[Items from a data source]
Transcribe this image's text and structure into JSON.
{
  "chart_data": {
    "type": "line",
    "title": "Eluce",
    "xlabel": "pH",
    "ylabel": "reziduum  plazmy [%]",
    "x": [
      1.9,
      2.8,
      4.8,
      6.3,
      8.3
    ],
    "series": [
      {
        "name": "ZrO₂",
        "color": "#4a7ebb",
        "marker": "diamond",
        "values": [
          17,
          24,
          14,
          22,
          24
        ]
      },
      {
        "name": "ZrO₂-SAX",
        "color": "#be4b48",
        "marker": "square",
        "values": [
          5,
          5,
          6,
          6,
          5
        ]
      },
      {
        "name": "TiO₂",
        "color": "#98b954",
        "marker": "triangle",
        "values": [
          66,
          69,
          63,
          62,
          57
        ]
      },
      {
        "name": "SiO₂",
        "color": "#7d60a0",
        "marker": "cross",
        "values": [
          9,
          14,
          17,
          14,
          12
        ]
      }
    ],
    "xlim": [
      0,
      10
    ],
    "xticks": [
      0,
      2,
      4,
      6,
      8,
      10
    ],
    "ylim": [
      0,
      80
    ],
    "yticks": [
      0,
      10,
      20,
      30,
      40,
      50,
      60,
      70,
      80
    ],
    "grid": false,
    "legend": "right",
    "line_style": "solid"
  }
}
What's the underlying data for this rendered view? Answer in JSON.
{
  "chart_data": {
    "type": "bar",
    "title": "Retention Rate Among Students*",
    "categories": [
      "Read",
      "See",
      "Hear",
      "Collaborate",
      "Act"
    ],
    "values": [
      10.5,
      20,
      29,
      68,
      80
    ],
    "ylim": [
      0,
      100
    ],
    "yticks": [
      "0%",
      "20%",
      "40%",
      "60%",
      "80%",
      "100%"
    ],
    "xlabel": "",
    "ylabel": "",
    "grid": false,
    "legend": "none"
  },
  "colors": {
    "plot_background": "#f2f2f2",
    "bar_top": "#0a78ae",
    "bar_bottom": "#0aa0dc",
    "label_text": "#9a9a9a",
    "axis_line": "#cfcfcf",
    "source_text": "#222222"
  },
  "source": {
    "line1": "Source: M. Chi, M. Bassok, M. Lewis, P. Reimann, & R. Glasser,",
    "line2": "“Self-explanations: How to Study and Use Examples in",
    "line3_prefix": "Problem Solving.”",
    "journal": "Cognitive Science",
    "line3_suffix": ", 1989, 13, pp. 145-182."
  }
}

▸ **What you are asked to do**
Extract all the material, leaving every line as it is.

▸ **Exercise result**
Transcribe this image's text and structure into JSON.
{
  "chart_data": {
    "type": "line",
    "title": "Eluce",
    "xlabel": "pH",
    "ylabel": "reziduum  plazmy [%]",
    "x": [
      1.9,
      2.8,
      4.8,
      6.3,
      8.3
    ],
    "series": [
      {
        "name": "ZrO₂",
        "color": "#4a7ebb",
        "marker": "diamond",
        "values": [
          17,
          24,
          14,
          22,
          24
        ]
      },
      {
        "name": "ZrO₂-SAX",
        "color": "#be4b48",
        "marker": "square",
        "values": [
          5,
          5,
          6,
          6,
          5
        ]
      },
      {
        "name": "TiO₂",
        "color": "#98b954",
        "marker": "triangle",
        "values": [
          66,
          69,
          63,
          62,
          57
        ]
      },
      {
        "name": "SiO₂",
        "color": "#7d60a0",
        "marker": "cross",
        "values": [
          9,
          14,
          17,
          14,
          12
        ]
      }
    ],
    "xlim": [
      0,
      10
    ],
    "xticks": [
      0,
      2,
      4,
      6,
      8,
      10
    ],
    "ylim": [
      0,
      80
    ],
    "yticks": [
      0,
      10,
      20,
      30,
      40,
      50,
      60,
      70,
      80
    ],
    "grid": false,
    "legend": "right",
    "line_style": "solid"
  }
}
What's the underlying data for this rendered view? Answer in JSON.
{
  "chart_data": {
    "type": "bar",
    "title": "Retention Rate Among Students*",
    "categories": [
      "Read",
      "See",
      "Hear",
      "Collaborate",
      "Act"
    ],
    "values": [
      10.5,
      20,
      29,
      68,
      80
    ],
    "ylim": [
      0,
      100
    ],
    "yticks": [
      "0%",
      "20%",
      "40%",
      "60%",
      "80%",
      "100%"
    ],
    "xlabel": "",
    "ylabel": "",
    "grid": false,
    "legend": "none"
  },
  "colors": {
    "plot_background": "#f2f2f2",
    "bar_top": "#0a78ae",
    "bar_bottom": "#0aa0dc",
    "label_text": "#9a9a9a",
    "axis_line": "#cfcfcf",
    "source_text": "#222222"
  },
  "source": {
    "line1": "Source: M. Chi, M. Bassok, M. Lewis, P. Reimann, & R. Glasser,",
    "line2": "“Self-explanations: How to Study and Use Examples in",
    "line3_prefix": "Problem Solving.”",
    "journal": "Cognitive Science",
    "line3_suffix": ", 1989, 13, pp. 145-182."
  }
}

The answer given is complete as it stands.